* Excerpted text
►

A principle challenge to comparing research results is the variable approaches to identifying and selecting patients; variability in the definition of TRD; and variability in the clinical, provider-generated, patient-generated, and administrative data used to identify predictors. Some studies of TRD predictors were limited to clinical populations with smaller sample sizes and clinical data that are not readily accessible in EHR or claims datasets.13,21 In a similarly constructed retrospective cohort analysis, limited to claims data only from nearly 231,000 commercially insured individuals initiating antidepressant treatment, Cepeda et al. (2018) reported on risk factors for TRD identified within the first year of treatment.18 At a mean of 37 years, this population was substantially younger than ours, and the follow-up period was limited to 12 months, which may explain the substantially lower rate of TRD (10.3%). Nonetheless, several risk factors were consistent, including indications that anxiety, insomnia, and pain were associated with patients who met criteria for TRD.
In our population, TRD was more likely among individuals who experienced a delay between the first major depressive diagnostic code and the initiation of treatment. These results are consistent with other research that indicates delayed treatment initiation results in poorer treatment response,21,22 poorer clinical outcomes and increased disability,23 and more severe long-term depression symptoms.24
Delays in initiating treatment are similar, conceptually, to the concept of clinical inertia as unwarranted variation in care. Using an empirical definition of treatment resistance that replicated that used by Amos et al.,10 we observed an average time to TRD qualification of 402 days. Although there has been some recent criticism regarding the term “clinical inertia” for being insufficiently specific to differentiate intentional delays in care from true clinical inaction,25 the literature is clear that both are present in the management of patients with chronic diseases. Aujoulat et al. (2014) propose a series of contributors to inertia, including provider knowledge of and attitude toward evidence-based guidelines; provider clinical judgment and experience in a particular clinical situation; provider awareness of patient attitudes, behaviors, and preferences; and providers’ ability to make the appropriate decision.26
Treatment resistance may have a clinical definition at the individual level, but at the population level, TRD is a nonspecific classification that generally refers to patients who simply have not responded to the therapeutic options attempted rather than a clinical trait representing a truly intractable form of MDD.27 In our study, evidence that a classification as treatment resistant is, at least in part, tied to variation in management is found in the factors predictive of TRD, most importantly, that patients receiving outpatient psychotherapeutic care or under the care of a psychiatrist is associated with lower odds of TRD. These results suggest that more aggressive, guideline-aligned care can result in more patients with adequate treatment responses and fewer patients meeting criteria for TRD.

◄

* Parts of the exercise
[a] Answer these questions from the passage on treatment-resistant depression, one line each:
(i) What was the mean age of the population in the Cepeda et al. (2018) analysis?
(ii) What average time to TRD qualification did the study observe?
(iii) What two kinds of care are associated with lower odds of TRD?
[b] List every contributor to inertia that the passage on treatment-resistant depression attributes to Aujoulat et al. (2014).
[c] Please carry on the passage on treatment-resistant depression from its final sentence.
The material that comes after the passage has no connection to it.

* Collected data
►

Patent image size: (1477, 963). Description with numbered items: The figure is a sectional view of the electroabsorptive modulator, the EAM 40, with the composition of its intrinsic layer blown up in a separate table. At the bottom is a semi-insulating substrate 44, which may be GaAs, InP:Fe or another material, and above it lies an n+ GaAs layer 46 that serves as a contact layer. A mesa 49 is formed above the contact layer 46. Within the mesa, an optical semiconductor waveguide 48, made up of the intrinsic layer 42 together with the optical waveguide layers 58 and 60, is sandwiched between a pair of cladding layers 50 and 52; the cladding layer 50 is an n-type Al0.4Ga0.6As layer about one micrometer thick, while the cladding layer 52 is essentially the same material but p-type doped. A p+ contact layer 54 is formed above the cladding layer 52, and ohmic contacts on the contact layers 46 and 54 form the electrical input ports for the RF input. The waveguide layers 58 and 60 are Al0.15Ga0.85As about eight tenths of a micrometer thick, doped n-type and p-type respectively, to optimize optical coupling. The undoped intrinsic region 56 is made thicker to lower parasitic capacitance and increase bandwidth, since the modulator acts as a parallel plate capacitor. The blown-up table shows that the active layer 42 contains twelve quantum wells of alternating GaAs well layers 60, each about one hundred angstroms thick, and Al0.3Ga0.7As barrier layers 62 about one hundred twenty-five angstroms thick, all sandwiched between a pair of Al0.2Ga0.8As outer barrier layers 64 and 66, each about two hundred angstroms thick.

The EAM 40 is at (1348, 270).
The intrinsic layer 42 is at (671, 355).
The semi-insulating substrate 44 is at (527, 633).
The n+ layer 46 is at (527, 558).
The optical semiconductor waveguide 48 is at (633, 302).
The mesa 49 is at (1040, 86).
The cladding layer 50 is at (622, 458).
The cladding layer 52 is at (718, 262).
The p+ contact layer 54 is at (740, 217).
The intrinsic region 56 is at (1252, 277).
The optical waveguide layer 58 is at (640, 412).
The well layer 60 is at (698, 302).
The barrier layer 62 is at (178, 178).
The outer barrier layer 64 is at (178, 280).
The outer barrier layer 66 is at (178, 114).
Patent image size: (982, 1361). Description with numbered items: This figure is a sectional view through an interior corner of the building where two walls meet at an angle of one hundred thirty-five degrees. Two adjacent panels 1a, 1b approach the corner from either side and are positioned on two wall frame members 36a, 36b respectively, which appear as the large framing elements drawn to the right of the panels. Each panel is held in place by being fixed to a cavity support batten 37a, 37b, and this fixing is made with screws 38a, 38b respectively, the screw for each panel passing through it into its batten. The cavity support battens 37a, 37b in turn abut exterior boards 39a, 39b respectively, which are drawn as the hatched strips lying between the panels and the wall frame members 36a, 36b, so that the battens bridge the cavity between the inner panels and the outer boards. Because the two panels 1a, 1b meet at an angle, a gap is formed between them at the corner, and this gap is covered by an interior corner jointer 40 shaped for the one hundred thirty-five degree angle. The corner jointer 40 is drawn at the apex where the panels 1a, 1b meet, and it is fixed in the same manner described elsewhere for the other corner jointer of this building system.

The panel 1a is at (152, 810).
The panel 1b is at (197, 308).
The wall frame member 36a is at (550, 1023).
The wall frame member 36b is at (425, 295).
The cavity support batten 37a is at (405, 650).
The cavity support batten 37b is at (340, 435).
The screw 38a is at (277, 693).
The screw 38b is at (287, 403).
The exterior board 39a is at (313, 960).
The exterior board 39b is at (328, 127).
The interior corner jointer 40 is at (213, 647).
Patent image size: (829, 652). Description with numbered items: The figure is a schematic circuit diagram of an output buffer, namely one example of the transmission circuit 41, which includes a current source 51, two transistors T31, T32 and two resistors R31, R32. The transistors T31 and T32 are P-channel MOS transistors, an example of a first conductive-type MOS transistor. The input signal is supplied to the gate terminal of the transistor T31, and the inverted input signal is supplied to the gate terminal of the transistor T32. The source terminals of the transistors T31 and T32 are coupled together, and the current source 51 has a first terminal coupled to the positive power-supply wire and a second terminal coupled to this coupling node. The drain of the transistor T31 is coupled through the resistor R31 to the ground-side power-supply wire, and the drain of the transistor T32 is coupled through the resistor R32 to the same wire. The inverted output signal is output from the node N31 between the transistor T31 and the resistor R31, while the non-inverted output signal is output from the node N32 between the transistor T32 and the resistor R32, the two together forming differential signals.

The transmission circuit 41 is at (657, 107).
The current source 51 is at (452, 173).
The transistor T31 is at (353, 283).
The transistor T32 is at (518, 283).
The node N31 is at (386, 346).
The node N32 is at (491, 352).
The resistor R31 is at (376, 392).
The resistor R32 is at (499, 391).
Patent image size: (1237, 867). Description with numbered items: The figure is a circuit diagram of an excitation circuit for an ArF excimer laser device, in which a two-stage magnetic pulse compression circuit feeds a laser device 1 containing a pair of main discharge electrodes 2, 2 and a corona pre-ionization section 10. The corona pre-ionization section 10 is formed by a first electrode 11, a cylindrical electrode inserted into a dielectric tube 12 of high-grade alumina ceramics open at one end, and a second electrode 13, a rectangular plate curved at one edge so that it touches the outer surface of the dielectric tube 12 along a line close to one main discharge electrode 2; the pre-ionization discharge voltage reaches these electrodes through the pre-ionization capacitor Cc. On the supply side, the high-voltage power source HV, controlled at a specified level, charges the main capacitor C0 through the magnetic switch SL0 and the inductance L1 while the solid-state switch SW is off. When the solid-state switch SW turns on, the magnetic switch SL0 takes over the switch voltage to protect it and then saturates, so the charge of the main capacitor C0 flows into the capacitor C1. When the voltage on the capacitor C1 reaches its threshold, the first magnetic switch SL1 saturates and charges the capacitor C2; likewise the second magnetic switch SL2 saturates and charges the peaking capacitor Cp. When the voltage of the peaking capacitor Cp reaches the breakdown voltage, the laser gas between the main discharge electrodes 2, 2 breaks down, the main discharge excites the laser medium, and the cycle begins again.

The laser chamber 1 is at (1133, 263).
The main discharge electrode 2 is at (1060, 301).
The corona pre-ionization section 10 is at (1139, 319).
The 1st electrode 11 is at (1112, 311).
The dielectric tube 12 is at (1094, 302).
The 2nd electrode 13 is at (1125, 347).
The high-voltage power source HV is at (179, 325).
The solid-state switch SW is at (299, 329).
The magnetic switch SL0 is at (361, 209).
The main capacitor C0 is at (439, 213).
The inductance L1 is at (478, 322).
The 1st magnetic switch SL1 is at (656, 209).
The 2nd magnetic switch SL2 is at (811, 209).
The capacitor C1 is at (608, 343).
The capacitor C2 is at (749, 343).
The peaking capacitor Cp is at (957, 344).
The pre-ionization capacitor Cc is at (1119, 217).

◄

* Task-by-task results
[a]
(i) 37 years
(ii) 402 days
(iii) Receiving outpatient psychotherapeutic care and being under the care of a psychiatrist

[b]
- Provider knowledge of and attitude toward evidence-based guidelines
- Provider clinical judgment and experience in a particular clinical situation
- Provider awareness of patient attitudes, behaviors, and preferences
- Providers' ability to make the appropriate decision

[c]
Another contributor to clinical inertia and the long delay to the assignment of TRD is likely the limited use of measurement-based care. Defined as “enhanced precision and consistency in disease assessment, tracking, and treatment to achieve optimal outcomes,”28 measurement-based care incorporates the systematic administration and use of symptom rating scales to support clinical decision making, patient engagement, and monitoring of treatment response. A recently published randomized controlled trial reported that patients with major depression who received measurement-based care had substantially (and significantly) higher response and remission rates, both of which were achieved over a substantially shorter time period.29 These results are leading to calls for greater inclusion of measurement in clinical practice, particularly in behavioral health.30 In our dataset, the 9-item Patient Health Questionnaire,31 which is among the most common standard instruments used by clinicians to manage MDD,32 was reported for only 1.5% MDD patients.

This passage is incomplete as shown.